Locate each line containing the string "icon" and copy it out.

• The records:
◇ ◇ ◇ ◇ ◇

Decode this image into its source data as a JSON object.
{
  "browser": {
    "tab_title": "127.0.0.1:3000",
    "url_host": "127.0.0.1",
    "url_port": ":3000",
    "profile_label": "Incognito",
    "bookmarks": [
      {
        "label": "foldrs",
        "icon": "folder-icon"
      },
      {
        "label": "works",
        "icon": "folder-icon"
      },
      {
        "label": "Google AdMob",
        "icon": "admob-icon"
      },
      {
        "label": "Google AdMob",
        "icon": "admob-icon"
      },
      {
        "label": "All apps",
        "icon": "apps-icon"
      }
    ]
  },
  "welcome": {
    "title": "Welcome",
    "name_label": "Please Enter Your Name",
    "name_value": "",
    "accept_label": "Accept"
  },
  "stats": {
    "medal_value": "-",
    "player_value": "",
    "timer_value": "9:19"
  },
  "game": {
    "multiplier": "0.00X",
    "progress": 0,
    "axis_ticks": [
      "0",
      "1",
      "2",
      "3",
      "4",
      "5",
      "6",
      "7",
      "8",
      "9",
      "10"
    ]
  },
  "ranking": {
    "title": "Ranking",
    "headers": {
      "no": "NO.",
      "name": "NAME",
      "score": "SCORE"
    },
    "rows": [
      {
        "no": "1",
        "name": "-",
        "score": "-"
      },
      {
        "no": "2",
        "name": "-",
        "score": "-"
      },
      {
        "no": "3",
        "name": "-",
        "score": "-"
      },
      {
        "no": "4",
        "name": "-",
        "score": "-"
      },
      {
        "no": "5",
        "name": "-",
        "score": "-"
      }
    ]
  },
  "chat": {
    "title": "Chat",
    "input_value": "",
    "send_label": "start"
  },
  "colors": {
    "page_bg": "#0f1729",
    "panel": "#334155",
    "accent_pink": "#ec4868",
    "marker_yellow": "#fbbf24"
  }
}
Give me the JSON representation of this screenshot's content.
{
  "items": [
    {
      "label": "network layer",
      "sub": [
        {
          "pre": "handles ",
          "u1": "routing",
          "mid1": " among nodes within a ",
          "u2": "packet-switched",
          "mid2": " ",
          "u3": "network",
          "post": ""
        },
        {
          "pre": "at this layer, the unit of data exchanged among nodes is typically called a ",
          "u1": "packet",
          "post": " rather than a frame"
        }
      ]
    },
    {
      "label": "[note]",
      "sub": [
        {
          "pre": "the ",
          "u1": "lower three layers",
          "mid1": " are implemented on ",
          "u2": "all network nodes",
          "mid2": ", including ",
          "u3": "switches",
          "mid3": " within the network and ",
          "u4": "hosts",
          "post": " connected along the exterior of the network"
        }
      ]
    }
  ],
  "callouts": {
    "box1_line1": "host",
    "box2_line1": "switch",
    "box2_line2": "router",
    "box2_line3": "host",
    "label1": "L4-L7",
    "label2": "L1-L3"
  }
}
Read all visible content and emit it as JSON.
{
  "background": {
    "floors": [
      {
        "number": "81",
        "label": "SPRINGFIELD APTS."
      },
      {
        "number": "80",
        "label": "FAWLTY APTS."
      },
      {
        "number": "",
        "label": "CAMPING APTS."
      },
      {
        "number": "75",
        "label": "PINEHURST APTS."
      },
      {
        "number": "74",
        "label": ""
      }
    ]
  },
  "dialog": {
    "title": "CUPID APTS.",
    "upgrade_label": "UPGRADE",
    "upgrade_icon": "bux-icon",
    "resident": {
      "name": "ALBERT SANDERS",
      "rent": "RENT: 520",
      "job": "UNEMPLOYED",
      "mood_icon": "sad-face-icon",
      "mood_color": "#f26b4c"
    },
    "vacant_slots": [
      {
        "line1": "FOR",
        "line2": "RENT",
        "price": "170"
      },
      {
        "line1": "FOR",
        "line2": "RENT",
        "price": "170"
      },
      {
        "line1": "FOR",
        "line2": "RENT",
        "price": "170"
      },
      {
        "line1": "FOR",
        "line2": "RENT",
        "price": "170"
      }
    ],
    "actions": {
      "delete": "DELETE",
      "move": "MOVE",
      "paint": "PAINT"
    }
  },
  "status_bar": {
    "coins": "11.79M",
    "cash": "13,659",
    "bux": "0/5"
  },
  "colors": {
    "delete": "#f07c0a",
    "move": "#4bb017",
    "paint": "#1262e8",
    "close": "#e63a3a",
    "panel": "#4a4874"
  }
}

◇ ◇ ◇ ◇ ◇

• Response:
        "icon": "folder-icon"
        "icon": "folder-icon"
        "icon": "admob-icon"
        "icon": "admob-icon"
        "icon": "apps-icon"
    "upgrade_icon": "bux-icon",
      "mood_icon": "sad-face-icon",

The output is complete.